• [Raw records]
....
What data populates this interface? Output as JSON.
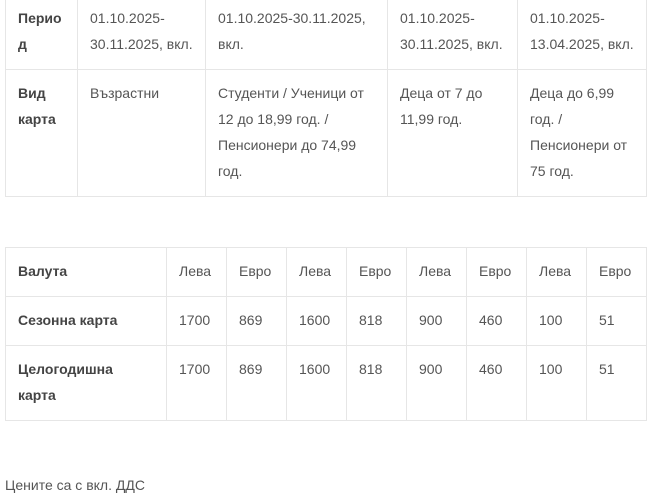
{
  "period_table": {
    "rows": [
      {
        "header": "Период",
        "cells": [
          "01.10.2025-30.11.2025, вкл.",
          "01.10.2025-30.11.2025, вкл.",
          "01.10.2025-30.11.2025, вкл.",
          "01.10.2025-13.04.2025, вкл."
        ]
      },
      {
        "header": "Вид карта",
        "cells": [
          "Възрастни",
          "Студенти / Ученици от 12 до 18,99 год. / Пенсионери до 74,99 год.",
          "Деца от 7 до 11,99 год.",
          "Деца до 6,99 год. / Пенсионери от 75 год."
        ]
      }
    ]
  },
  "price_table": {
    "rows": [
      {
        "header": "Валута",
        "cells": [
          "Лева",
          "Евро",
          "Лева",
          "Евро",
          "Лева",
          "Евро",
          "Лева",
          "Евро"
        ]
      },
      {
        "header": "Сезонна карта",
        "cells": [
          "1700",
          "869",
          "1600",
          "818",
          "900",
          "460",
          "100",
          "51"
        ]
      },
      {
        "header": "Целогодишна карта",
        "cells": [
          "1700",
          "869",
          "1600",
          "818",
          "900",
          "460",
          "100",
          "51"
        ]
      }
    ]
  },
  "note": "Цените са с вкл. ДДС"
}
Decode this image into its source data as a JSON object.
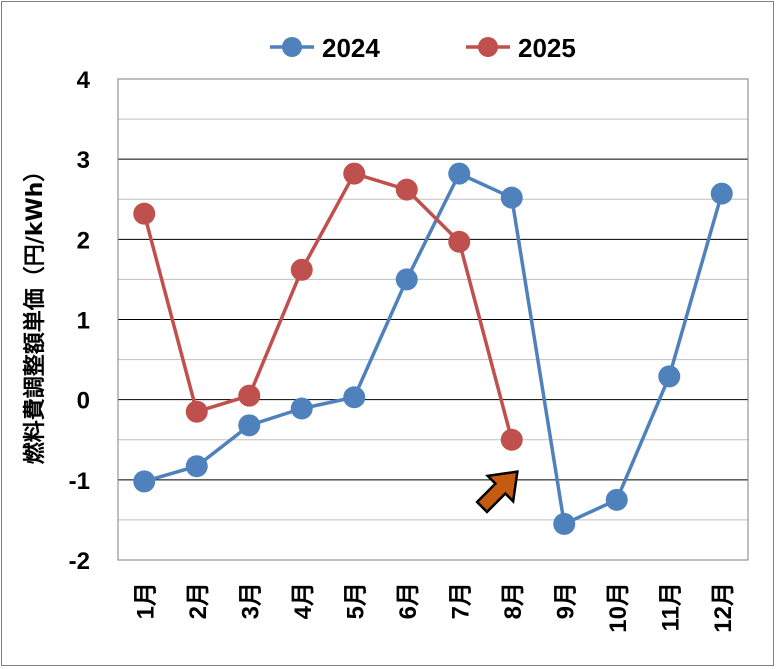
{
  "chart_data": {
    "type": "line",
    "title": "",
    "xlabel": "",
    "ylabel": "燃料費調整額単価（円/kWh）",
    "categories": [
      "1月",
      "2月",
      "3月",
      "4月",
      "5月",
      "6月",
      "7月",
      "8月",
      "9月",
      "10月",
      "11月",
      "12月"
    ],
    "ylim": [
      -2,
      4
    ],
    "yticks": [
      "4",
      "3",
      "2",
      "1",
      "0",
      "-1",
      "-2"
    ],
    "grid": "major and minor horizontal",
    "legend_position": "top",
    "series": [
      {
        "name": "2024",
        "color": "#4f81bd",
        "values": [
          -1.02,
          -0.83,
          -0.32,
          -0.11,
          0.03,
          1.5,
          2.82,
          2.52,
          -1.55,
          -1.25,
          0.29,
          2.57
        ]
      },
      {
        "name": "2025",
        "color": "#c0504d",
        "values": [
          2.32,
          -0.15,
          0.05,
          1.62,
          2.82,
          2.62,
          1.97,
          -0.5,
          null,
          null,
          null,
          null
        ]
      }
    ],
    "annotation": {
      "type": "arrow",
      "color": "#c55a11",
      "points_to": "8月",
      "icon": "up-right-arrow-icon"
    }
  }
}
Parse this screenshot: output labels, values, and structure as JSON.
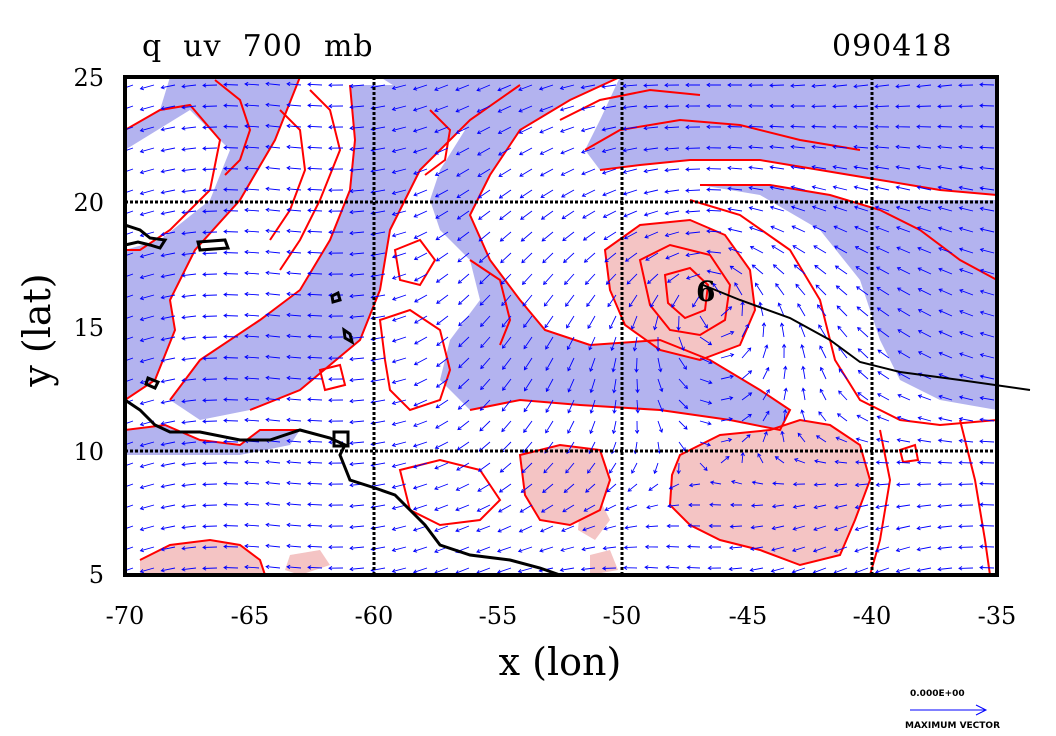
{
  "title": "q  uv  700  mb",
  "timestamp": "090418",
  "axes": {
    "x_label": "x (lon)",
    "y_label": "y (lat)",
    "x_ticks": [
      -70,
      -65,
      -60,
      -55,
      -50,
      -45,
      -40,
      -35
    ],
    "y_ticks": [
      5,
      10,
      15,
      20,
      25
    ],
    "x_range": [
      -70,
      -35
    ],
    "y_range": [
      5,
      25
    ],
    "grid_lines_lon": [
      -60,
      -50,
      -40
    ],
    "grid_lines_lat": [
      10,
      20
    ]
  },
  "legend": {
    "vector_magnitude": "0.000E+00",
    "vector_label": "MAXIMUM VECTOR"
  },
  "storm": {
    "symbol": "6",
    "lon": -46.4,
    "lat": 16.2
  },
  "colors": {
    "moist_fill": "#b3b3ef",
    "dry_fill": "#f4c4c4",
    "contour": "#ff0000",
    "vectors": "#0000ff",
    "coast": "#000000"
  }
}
....
• [Your task] Above are the records; reproduce them exactly and leave out the pictures.

• [Exercise output]
What data populates this interface? Output as JSON.
{
  "period_table": {
    "rows": [
      {
        "header": "Период",
        "cells": [
          "01.10.2025-30.11.2025, вкл.",
          "01.10.2025-30.11.2025, вкл.",
          "01.10.2025-30.11.2025, вкл.",
          "01.10.2025-13.04.2025, вкл."
        ]
      },
      {
        "header": "Вид карта",
        "cells": [
          "Възрастни",
          "Студенти / Ученици от 12 до 18,99 год. / Пенсионери до 74,99 год.",
          "Деца от 7 до 11,99 год.",
          "Деца до 6,99 год. / Пенсионери от 75 год."
        ]
      }
    ]
  },
  "price_table": {
    "rows": [
      {
        "header": "Валута",
        "cells": [
          "Лева",
          "Евро",
          "Лева",
          "Евро",
          "Лева",
          "Евро",
          "Лева",
          "Евро"
        ]
      },
      {
        "header": "Сезонна карта",
        "cells": [
          "1700",
          "869",
          "1600",
          "818",
          "900",
          "460",
          "100",
          "51"
        ]
      },
      {
        "header": "Целогодишна карта",
        "cells": [
          "1700",
          "869",
          "1600",
          "818",
          "900",
          "460",
          "100",
          "51"
        ]
      }
    ]
  },
  "note": "Цените са с вкл. ДДС"
}
Decode this image into its source data as a JSON object.
{
  "chart_data": {
    "type": "line",
    "title": "",
    "xlabel": "",
    "ylabel": "燃料費調整額単価（円/kWh）",
    "categories": [
      "1月",
      "2月",
      "3月",
      "4月",
      "5月",
      "6月",
      "7月",
      "8月",
      "9月",
      "10月",
      "11月",
      "12月"
    ],
    "ylim": [
      -2,
      4
    ],
    "yticks": [
      "4",
      "3",
      "2",
      "1",
      "0",
      "-1",
      "-2"
    ],
    "grid": "major and minor horizontal",
    "legend_position": "top",
    "series": [
      {
        "name": "2024",
        "color": "#4f81bd",
        "values": [
          -1.02,
          -0.83,
          -0.32,
          -0.11,
          0.03,
          1.5,
          2.82,
          2.52,
          -1.55,
          -1.25,
          0.29,
          2.57
        ]
      },
      {
        "name": "2025",
        "color": "#c0504d",
        "values": [
          2.32,
          -0.15,
          0.05,
          1.62,
          2.82,
          2.62,
          1.97,
          -0.5,
          null,
          null,
          null,
          null
        ]
      }
    ],
    "annotation": {
      "type": "arrow",
      "color": "#c55a11",
      "points_to": "8月",
      "icon": "up-right-arrow-icon"
    }
  }
}
Parse this screenshot: output labels, values, and structure as JSON.
{
  "title": "q  uv  700  mb",
  "timestamp": "090418",
  "axes": {
    "x_label": "x (lon)",
    "y_label": "y (lat)",
    "x_ticks": [
      -70,
      -65,
      -60,
      -55,
      -50,
      -45,
      -40,
      -35
    ],
    "y_ticks": [
      5,
      10,
      15,
      20,
      25
    ],
    "x_range": [
      -70,
      -35
    ],
    "y_range": [
      5,
      25
    ],
    "grid_lines_lon": [
      -60,
      -50,
      -40
    ],
    "grid_lines_lat": [
      10,
      20
    ]
  },
  "legend": {
    "vector_magnitude": "0.000E+00",
    "vector_label": "MAXIMUM VECTOR"
  },
  "storm": {
    "symbol": "6",
    "lon": -46.4,
    "lat": 16.2
  },
  "colors": {
    "moist_fill": "#b3b3ef",
    "dry_fill": "#f4c4c4",
    "contour": "#ff0000",
    "vectors": "#0000ff",
    "coast": "#000000"
  }
}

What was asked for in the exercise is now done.